EXERCISE BRIEF:
Extract each line of the material that follows exactly and omit its pictures.

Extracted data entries
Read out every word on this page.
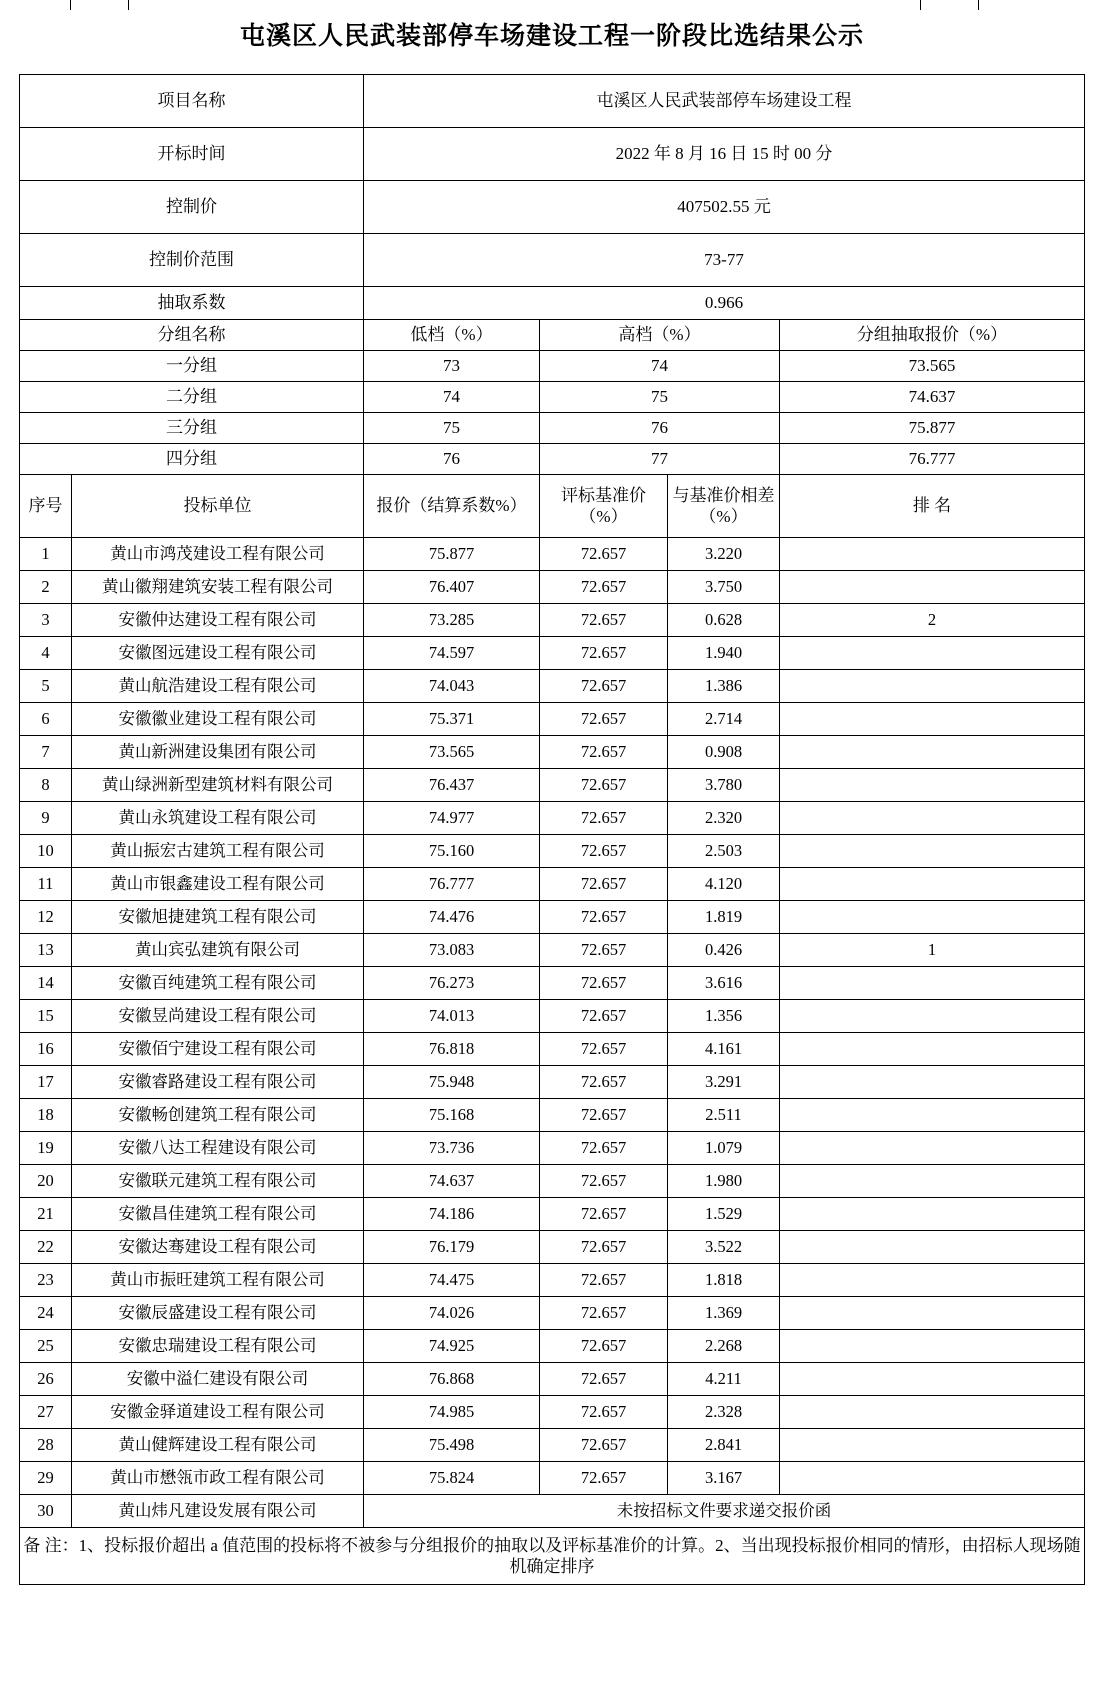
屯溪区人民武装部停车场建设工程一阶段比选结果公示
项目名称		屯溪区人民武装部停车场建设工程			
开标时间		2022 年 8 月 16 日 15 时 00 分			
控制价		407502.55 元			
控制价范围		73-77			
抽取系数		0.966			
分组名称		低档（%）	高档（%）		分组抽取报价（%）
一分组		73	74		73.565
二分组		74	75		74.637
三分组		75	76		75.877
四分组		76	77		76.777
序号	投标单位	报价（结算系数%）	评标基准价（%）	与基准价相差（%）	排 名
1	黄山市鸿茂建设工程有限公司	75.877	72.657	3.220	
2	黄山徽翔建筑安装工程有限公司	76.407	72.657	3.750	
3	安徽仲达建设工程有限公司	73.285	72.657	0.628	2
4	安徽图远建设工程有限公司	74.597	72.657	1.940	
5	黄山航浩建设工程有限公司	74.043	72.657	1.386	
6	安徽徽业建设工程有限公司	75.371	72.657	2.714	
7	黄山新洲建设集团有限公司	73.565	72.657	0.908	
8	黄山绿洲新型建筑材料有限公司	76.437	72.657	3.780	
9	黄山永筑建设工程有限公司	74.977	72.657	2.320	
10	黄山振宏古建筑工程有限公司	75.160	72.657	2.503	
11	黄山市银鑫建设工程有限公司	76.777	72.657	4.120	
12	安徽旭捷建筑工程有限公司	74.476	72.657	1.819	
13	黄山宾弘建筑有限公司	73.083	72.657	0.426	1
14	安徽百纯建筑工程有限公司	76.273	72.657	3.616	
15	安徽昱尚建设工程有限公司	74.013	72.657	1.356	
16	安徽佰宁建设工程有限公司	76.818	72.657	4.161	
17	安徽睿路建设工程有限公司	75.948	72.657	3.291	
18	安徽畅创建筑工程有限公司	75.168	72.657	2.511	
19	安徽八达工程建设有限公司	73.736	72.657	1.079	
20	安徽联元建筑工程有限公司	74.637	72.657	1.980	
21	安徽昌佳建筑工程有限公司	74.186	72.657	1.529	
22	安徽达骞建设工程有限公司	76.179	72.657	3.522	
23	黄山市振旺建筑工程有限公司	74.475	72.657	1.818	
24	安徽辰盛建设工程有限公司	74.026	72.657	1.369	
25	安徽忠瑞建设工程有限公司	74.925	72.657	2.268	
26	安徽中溢仁建设有限公司	76.868	72.657	4.211	
27	安徽金驿道建设工程有限公司	74.985	72.657	2.328	
28	黄山健辉建设工程有限公司	75.498	72.657	2.841	
29	黄山市懋瓴市政工程有限公司	75.824	72.657	3.167	
30	黄山炜凡建设发展有限公司	未按招标文件要求递交报价函			
备 注：1、投标报价超出 a 值范围的投标将不被参与分组报价的抽取以及评标基准价的计算。2、当出现投标报价相同的情形，由招标人现场随机确定排序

TASK RESPONSE:
Read out every word on this page.
屯溪区人民武装部停车场建设工程一阶段比选结果公示
项目名称		屯溪区人民武装部停车场建设工程			
开标时间		2022 年 8 月 16 日 15 时 00 分			
控制价		407502.55 元			
控制价范围		73-77			
抽取系数		0.966			
分组名称		低档（%）	高档（%）		分组抽取报价（%）
一分组		73	74		73.565
二分组		74	75		74.637
三分组		75	76		75.877
四分组		76	77		76.777
序号	投标单位	报价（结算系数%）	评标基准价（%）	与基准价相差（%）	排 名
1	黄山市鸿茂建设工程有限公司	75.877	72.657	3.220	
2	黄山徽翔建筑安装工程有限公司	76.407	72.657	3.750	
3	安徽仲达建设工程有限公司	73.285	72.657	0.628	2
4	安徽图远建设工程有限公司	74.597	72.657	1.940	
5	黄山航浩建设工程有限公司	74.043	72.657	1.386	
6	安徽徽业建设工程有限公司	75.371	72.657	2.714	
7	黄山新洲建设集团有限公司	73.565	72.657	0.908	
8	黄山绿洲新型建筑材料有限公司	76.437	72.657	3.780	
9	黄山永筑建设工程有限公司	74.977	72.657	2.320	
10	黄山振宏古建筑工程有限公司	75.160	72.657	2.503	
11	黄山市银鑫建设工程有限公司	76.777	72.657	4.120	
12	安徽旭捷建筑工程有限公司	74.476	72.657	1.819	
13	黄山宾弘建筑有限公司	73.083	72.657	0.426	1
14	安徽百纯建筑工程有限公司	76.273	72.657	3.616	
15	安徽昱尚建设工程有限公司	74.013	72.657	1.356	
16	安徽佰宁建设工程有限公司	76.818	72.657	4.161	
17	安徽睿路建设工程有限公司	75.948	72.657	3.291	
18	安徽畅创建筑工程有限公司	75.168	72.657	2.511	
19	安徽八达工程建设有限公司	73.736	72.657	1.079	
20	安徽联元建筑工程有限公司	74.637	72.657	1.980	
21	安徽昌佳建筑工程有限公司	74.186	72.657	1.529	
22	安徽达骞建设工程有限公司	76.179	72.657	3.522	
23	黄山市振旺建筑工程有限公司	74.475	72.657	1.818	
24	安徽辰盛建设工程有限公司	74.026	72.657	1.369	
25	安徽忠瑞建设工程有限公司	74.925	72.657	2.268	
26	安徽中溢仁建设有限公司	76.868	72.657	4.211	
27	安徽金驿道建设工程有限公司	74.985	72.657	2.328	
28	黄山健辉建设工程有限公司	75.498	72.657	2.841	
29	黄山市懋瓴市政工程有限公司	75.824	72.657	3.167	
30	黄山炜凡建设发展有限公司	未按招标文件要求递交报价函			
备 注：1、投标报价超出 a 值范围的投标将不被参与分组报价的抽取以及评标基准价的计算。2、当出现投标报价相同的情形，由招标人现场随机确定排序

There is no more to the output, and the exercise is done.